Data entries
◆ ◆ ◆ ◆
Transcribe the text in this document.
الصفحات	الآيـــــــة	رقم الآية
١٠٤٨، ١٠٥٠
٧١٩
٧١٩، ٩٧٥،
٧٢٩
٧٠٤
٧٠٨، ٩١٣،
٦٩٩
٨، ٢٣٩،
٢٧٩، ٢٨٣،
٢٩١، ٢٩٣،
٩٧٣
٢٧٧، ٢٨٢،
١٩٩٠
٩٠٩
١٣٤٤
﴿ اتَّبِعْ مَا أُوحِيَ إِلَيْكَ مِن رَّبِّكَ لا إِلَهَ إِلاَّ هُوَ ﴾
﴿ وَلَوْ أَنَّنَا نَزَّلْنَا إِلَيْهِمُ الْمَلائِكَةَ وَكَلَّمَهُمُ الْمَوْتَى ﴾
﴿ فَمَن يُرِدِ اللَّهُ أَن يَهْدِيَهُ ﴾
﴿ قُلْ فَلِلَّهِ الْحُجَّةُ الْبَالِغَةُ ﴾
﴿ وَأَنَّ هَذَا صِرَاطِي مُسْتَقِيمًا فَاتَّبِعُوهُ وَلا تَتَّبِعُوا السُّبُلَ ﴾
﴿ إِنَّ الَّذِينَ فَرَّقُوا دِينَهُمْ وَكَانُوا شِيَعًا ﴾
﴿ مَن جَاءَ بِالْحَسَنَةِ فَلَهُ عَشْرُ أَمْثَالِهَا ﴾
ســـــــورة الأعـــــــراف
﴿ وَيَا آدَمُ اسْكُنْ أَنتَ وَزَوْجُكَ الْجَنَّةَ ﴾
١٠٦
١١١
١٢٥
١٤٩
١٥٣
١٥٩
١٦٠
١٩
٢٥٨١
◆ ◆ ◆ ◆
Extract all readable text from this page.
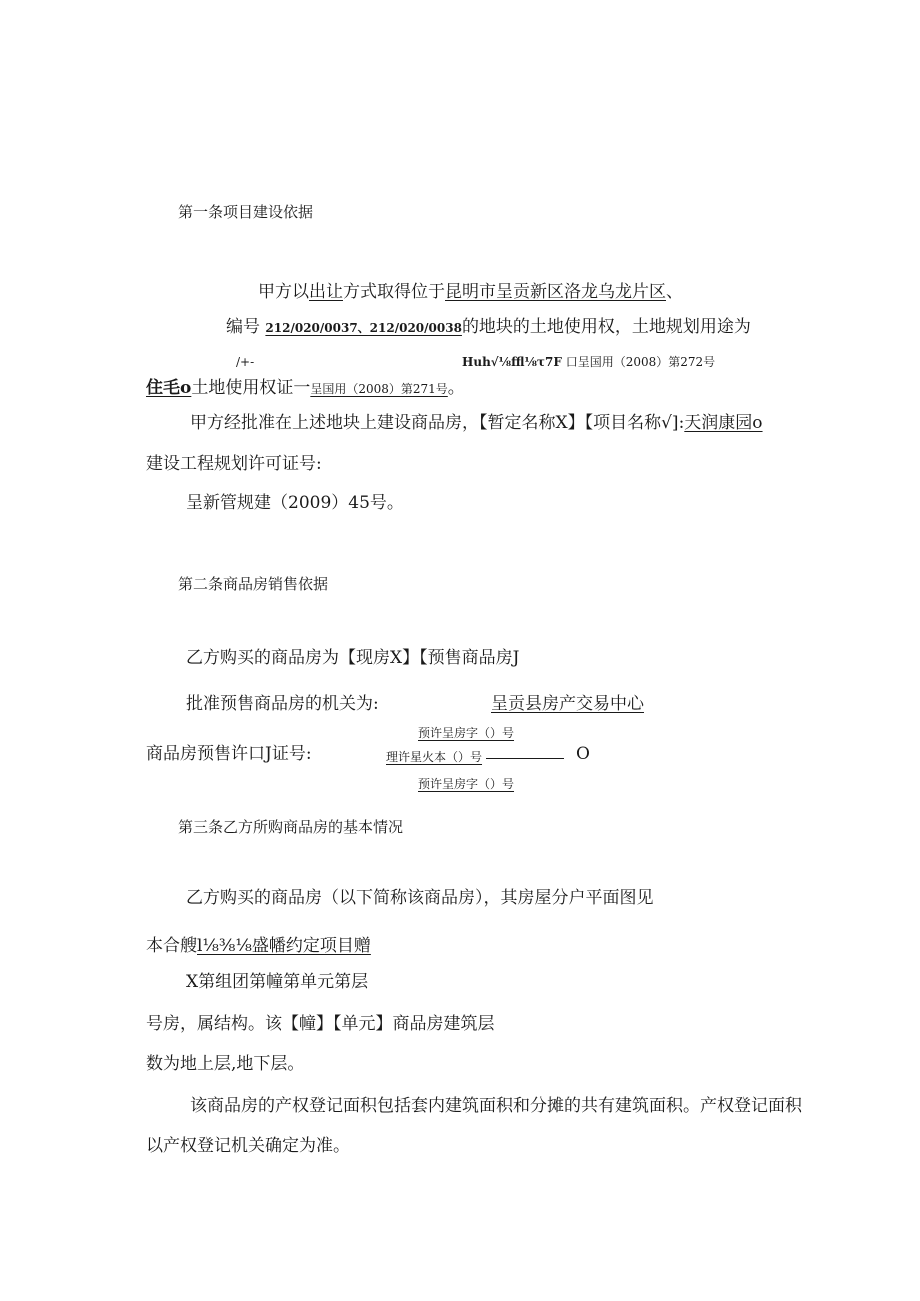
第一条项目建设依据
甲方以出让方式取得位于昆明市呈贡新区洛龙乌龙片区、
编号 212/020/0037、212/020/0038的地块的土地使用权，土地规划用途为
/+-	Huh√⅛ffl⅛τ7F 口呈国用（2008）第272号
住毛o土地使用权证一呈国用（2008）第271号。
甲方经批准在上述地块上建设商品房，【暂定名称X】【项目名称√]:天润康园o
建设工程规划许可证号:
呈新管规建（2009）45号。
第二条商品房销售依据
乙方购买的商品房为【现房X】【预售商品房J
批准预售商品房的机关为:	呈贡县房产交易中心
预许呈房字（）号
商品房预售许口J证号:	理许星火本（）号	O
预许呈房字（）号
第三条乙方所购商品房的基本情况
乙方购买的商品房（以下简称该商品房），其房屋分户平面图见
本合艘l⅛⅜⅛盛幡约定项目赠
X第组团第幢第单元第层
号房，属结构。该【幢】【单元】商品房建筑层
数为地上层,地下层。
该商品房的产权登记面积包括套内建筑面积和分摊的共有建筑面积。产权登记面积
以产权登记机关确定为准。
◆ ◆ ◆ ◆
## [EXERCISE BRIEF]
In the records, locate each line holding the string "text" and copy it.

## [TASK SOLUTION]
Transcribe the text in this document.
Extract all readable text from this page.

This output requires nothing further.